Dataset rows:

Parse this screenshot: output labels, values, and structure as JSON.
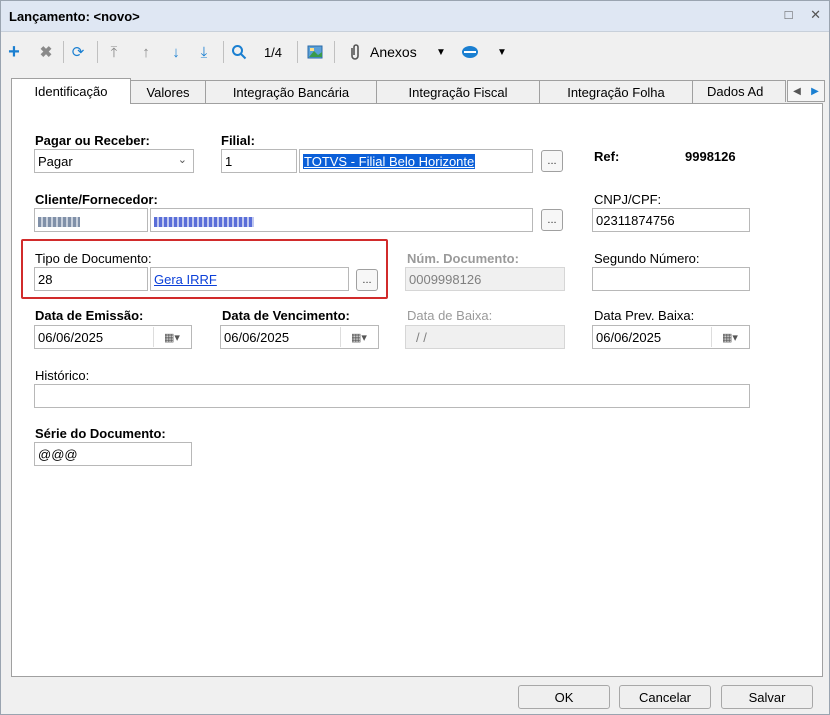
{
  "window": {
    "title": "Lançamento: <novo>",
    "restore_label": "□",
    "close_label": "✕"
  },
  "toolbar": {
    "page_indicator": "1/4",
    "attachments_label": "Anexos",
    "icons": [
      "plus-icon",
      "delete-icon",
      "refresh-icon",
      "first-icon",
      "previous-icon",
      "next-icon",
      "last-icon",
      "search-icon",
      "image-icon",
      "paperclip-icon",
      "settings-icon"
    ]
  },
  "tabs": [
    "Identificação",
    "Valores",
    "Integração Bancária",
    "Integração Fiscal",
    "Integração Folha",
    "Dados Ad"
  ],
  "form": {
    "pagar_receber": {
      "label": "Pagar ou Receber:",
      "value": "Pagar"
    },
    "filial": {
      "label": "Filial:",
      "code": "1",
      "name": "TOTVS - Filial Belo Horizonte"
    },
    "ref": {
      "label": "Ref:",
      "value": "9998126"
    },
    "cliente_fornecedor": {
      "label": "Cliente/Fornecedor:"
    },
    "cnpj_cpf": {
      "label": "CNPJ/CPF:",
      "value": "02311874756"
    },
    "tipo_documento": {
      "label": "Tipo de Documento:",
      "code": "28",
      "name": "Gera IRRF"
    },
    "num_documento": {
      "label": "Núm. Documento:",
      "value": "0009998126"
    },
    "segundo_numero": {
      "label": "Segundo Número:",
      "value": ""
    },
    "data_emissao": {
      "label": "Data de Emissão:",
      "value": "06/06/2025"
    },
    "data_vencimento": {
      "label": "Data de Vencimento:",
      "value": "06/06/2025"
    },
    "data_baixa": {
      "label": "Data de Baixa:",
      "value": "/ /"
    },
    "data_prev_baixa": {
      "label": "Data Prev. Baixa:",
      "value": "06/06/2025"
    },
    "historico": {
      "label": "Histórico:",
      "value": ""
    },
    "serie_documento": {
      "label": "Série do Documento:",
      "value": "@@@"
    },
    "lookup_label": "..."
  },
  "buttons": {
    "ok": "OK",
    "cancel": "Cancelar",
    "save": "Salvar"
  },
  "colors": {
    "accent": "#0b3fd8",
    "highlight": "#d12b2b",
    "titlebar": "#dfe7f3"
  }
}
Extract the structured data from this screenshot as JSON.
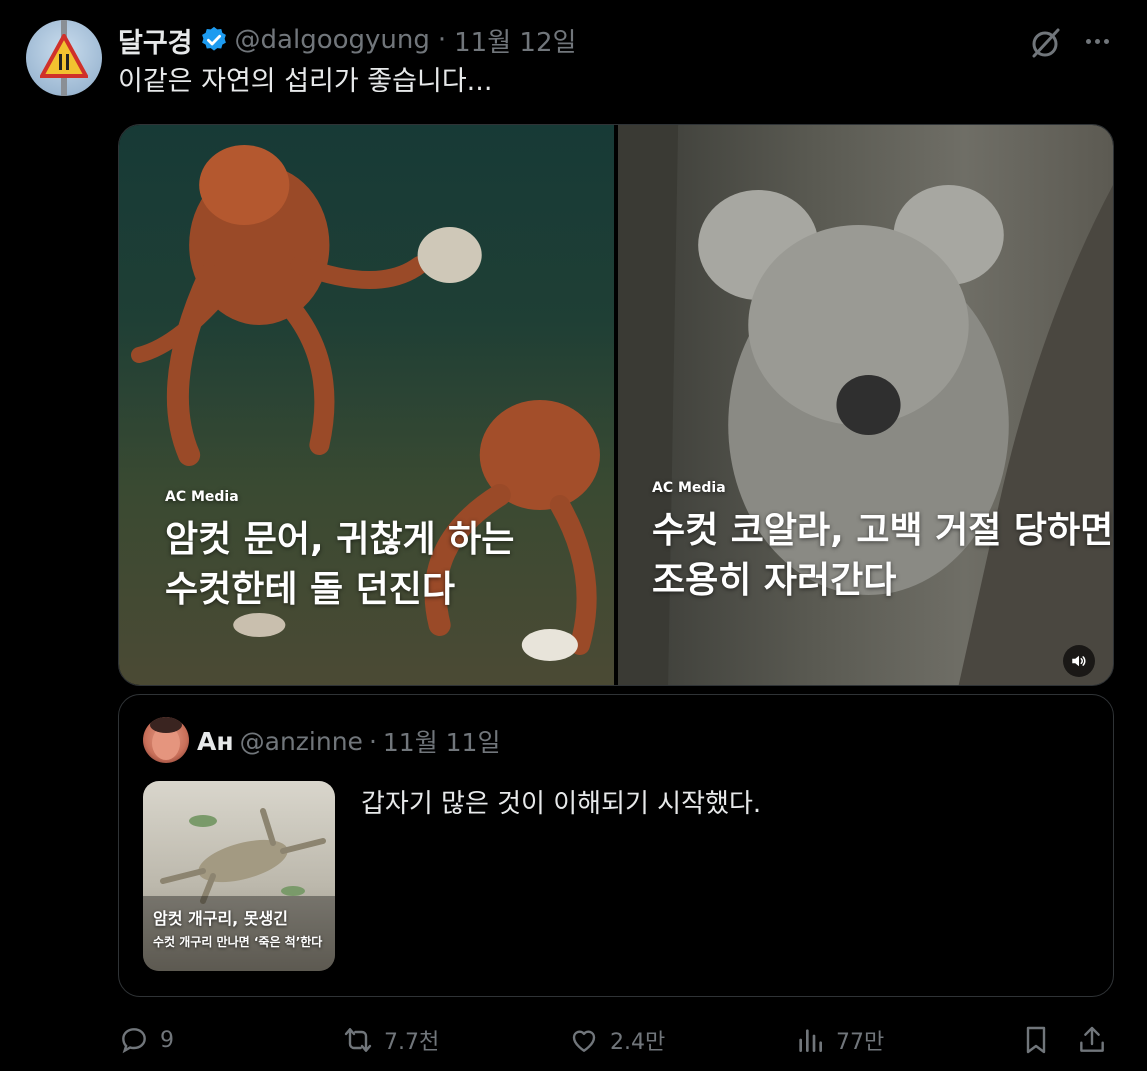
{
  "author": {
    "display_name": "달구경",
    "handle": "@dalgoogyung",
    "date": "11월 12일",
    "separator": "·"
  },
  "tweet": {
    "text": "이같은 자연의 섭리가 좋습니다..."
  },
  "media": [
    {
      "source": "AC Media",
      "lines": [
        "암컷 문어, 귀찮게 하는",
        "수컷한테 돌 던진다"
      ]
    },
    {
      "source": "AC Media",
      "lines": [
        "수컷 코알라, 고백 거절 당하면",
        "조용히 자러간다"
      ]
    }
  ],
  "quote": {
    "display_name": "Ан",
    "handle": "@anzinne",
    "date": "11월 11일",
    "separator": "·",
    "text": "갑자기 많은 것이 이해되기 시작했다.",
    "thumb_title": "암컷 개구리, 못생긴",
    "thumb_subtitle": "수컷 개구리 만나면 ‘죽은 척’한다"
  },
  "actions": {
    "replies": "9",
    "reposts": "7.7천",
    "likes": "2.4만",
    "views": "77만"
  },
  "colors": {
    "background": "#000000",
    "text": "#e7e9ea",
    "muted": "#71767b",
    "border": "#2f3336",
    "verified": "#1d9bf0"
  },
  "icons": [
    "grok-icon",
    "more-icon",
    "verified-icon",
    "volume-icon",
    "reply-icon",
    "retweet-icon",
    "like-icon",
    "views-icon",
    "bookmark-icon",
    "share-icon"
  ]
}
---
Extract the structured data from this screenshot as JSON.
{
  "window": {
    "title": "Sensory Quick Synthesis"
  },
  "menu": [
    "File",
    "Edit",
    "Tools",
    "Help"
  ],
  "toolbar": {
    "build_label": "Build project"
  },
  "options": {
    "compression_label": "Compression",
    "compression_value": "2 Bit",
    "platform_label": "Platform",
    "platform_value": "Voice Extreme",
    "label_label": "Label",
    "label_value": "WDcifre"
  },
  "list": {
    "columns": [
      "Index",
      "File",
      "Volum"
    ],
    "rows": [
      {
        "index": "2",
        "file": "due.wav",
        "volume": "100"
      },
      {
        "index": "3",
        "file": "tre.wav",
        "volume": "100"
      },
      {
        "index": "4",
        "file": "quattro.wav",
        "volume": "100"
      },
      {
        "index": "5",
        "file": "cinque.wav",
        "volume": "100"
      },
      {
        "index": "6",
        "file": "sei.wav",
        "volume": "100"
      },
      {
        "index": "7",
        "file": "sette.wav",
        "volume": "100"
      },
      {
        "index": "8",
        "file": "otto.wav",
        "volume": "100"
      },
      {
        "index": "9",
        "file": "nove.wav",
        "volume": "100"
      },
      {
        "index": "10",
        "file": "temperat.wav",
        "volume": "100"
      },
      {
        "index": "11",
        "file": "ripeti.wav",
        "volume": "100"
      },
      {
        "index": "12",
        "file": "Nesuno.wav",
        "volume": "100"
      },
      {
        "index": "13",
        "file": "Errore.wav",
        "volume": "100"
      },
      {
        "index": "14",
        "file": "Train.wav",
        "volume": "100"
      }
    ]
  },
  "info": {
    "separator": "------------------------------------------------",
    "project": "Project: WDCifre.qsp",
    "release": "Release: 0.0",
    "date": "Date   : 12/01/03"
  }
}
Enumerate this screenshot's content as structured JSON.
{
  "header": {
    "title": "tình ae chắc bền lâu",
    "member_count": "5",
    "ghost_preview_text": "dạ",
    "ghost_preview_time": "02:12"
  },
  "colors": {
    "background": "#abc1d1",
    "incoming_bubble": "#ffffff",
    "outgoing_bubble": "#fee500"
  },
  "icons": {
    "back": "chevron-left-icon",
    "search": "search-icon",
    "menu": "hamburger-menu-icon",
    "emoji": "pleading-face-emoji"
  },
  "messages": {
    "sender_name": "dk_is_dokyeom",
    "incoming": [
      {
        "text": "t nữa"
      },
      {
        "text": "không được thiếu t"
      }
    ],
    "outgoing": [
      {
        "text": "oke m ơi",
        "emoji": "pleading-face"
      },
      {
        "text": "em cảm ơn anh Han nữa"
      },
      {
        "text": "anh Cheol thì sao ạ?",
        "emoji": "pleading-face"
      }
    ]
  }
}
==
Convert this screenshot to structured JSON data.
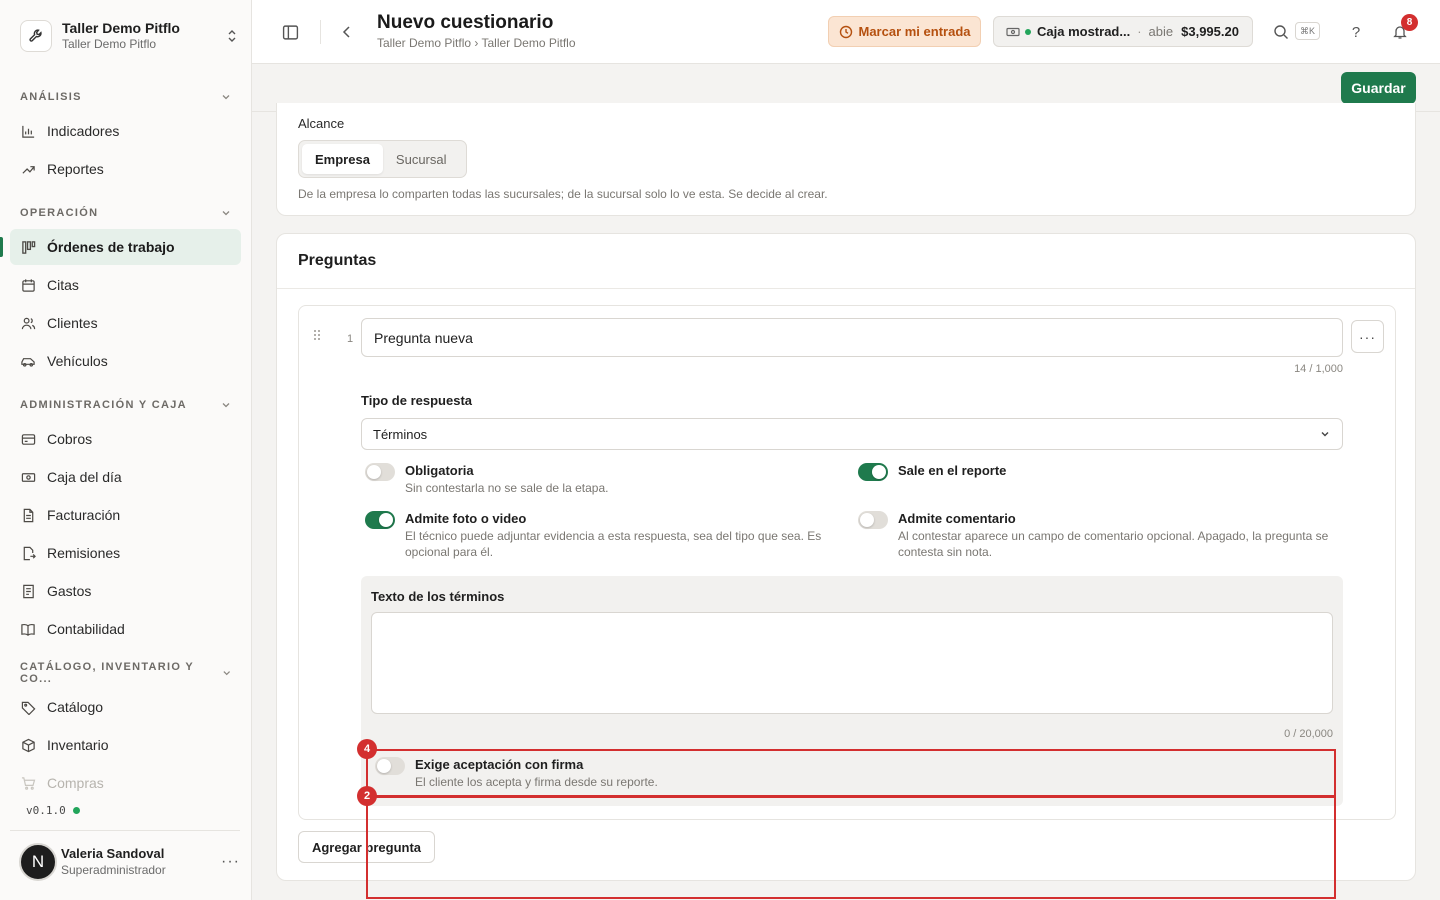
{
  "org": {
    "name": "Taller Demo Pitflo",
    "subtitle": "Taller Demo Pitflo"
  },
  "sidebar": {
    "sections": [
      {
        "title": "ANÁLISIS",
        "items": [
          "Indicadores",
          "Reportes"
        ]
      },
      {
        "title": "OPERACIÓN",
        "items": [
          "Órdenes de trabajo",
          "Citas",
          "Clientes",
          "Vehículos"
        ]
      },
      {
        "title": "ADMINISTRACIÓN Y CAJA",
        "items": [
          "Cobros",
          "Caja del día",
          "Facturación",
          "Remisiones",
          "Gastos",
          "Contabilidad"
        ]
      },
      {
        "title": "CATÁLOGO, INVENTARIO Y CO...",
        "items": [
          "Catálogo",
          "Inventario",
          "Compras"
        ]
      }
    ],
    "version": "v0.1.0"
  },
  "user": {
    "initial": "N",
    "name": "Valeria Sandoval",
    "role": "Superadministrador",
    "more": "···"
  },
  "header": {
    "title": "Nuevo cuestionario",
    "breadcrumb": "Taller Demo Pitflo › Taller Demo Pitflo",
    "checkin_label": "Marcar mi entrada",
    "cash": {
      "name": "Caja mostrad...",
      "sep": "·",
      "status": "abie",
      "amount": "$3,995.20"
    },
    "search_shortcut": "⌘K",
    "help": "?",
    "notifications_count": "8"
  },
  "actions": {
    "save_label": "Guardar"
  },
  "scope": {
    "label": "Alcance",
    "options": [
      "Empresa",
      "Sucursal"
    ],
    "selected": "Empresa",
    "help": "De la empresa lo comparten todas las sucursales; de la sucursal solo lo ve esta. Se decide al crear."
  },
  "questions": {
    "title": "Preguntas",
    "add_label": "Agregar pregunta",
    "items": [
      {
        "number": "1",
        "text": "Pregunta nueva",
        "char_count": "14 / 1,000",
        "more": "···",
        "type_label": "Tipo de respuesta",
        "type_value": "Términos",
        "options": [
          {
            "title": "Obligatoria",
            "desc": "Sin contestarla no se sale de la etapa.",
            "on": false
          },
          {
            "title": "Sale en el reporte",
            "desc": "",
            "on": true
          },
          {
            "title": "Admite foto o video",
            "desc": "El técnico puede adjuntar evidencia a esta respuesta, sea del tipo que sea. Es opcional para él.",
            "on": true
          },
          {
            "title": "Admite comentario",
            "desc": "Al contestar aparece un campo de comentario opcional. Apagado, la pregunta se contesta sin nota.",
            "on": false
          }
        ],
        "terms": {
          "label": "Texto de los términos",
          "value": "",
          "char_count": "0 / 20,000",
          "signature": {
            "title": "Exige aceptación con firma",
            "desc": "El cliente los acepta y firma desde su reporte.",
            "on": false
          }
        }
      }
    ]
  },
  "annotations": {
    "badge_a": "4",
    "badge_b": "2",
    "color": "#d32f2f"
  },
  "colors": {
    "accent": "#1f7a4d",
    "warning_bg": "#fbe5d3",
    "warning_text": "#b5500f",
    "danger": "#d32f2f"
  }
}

What is expected:
Point out every line holding the string "Integração" and copy it.

The solution:
    "Integração Bancária",
    "Integração Fiscal",
    "Integração Folha",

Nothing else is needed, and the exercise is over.